* [Your objective]: Which lines below hold the word "hint"? Report each one.

* [Dataset excerpts]:
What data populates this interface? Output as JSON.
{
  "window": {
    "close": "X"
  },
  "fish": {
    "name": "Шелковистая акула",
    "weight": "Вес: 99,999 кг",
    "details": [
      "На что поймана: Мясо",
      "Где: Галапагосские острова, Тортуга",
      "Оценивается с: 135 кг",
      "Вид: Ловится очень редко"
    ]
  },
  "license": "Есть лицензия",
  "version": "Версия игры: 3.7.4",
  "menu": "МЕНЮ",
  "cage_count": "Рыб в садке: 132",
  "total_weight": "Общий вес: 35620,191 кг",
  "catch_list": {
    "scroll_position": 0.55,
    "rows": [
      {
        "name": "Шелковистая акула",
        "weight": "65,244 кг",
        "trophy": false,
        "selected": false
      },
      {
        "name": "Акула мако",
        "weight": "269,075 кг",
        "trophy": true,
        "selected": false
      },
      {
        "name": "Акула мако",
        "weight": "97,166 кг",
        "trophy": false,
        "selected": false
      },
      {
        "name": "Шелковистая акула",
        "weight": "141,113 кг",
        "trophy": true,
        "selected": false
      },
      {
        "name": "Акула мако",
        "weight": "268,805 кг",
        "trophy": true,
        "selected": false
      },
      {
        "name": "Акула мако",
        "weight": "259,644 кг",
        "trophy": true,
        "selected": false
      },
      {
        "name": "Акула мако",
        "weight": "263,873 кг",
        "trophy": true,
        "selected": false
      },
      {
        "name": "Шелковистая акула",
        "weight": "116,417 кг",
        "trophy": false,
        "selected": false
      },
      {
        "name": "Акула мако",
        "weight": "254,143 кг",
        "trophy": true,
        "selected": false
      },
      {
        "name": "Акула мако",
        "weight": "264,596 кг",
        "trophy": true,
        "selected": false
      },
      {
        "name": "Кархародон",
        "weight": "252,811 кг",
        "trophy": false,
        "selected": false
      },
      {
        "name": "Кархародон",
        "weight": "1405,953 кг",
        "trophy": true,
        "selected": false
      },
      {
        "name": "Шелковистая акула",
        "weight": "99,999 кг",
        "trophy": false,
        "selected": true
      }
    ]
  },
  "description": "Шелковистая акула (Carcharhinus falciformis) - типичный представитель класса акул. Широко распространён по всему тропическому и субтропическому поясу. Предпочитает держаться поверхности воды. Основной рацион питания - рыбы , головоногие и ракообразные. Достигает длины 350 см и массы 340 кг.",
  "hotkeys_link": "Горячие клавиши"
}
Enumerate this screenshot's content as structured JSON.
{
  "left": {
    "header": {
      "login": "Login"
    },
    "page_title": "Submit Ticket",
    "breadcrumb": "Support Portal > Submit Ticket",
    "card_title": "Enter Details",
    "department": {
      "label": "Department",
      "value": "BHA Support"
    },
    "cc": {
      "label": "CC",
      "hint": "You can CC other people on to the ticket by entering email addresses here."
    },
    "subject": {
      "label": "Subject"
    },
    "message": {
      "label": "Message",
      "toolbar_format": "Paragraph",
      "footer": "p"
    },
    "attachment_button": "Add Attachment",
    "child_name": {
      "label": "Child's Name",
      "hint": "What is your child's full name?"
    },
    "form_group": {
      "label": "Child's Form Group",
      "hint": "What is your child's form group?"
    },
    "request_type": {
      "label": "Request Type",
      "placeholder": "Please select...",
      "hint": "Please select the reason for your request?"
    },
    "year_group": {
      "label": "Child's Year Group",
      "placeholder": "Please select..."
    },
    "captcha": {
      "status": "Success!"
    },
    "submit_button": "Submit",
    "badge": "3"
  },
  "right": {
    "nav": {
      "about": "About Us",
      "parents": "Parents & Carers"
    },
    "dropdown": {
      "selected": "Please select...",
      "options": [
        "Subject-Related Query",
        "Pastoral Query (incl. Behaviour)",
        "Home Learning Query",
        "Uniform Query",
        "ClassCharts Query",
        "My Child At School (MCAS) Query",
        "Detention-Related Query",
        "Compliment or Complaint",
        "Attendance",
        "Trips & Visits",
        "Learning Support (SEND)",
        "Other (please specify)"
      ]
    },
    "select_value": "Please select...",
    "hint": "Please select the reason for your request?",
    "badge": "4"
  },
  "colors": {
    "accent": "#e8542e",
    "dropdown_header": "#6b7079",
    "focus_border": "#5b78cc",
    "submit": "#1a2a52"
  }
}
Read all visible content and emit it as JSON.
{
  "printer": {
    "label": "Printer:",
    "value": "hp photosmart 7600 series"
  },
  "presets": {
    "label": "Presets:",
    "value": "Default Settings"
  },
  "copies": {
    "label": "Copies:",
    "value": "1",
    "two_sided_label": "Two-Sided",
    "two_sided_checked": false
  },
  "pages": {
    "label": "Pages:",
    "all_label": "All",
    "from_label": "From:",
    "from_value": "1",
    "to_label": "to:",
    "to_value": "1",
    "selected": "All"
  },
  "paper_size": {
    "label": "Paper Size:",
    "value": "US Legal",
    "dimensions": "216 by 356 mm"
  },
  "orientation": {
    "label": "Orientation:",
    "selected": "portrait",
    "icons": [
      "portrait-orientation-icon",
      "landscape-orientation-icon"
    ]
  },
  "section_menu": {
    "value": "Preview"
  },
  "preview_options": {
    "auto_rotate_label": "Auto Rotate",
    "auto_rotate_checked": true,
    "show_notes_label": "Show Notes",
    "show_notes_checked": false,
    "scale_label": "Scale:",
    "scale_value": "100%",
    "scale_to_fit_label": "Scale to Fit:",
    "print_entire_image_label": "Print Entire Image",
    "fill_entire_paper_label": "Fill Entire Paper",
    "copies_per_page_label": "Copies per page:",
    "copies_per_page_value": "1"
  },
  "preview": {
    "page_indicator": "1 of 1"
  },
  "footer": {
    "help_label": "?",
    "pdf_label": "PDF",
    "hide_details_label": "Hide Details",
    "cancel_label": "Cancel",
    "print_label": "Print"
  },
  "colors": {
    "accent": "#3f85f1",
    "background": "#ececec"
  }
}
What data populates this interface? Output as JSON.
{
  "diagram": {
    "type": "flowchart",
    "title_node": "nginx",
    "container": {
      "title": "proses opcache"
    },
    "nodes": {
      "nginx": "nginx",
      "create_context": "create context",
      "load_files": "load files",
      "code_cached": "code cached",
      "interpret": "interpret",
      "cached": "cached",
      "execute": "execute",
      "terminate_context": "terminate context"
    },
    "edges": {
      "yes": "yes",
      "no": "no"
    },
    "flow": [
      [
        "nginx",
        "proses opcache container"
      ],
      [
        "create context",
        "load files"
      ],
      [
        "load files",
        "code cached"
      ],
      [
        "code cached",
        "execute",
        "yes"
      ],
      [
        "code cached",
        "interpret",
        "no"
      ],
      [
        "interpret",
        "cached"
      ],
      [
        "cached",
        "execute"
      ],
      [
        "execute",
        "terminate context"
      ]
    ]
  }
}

* [Exercise response]:
      "hint": "You can CC other people on to the ticket by entering email addresses here."
      "hint": "What is your child's full name?"
      "hint": "What is your child's form group?"
      "hint": "Please select the reason for your request?"
    "hint": "Please select the reason for your request?",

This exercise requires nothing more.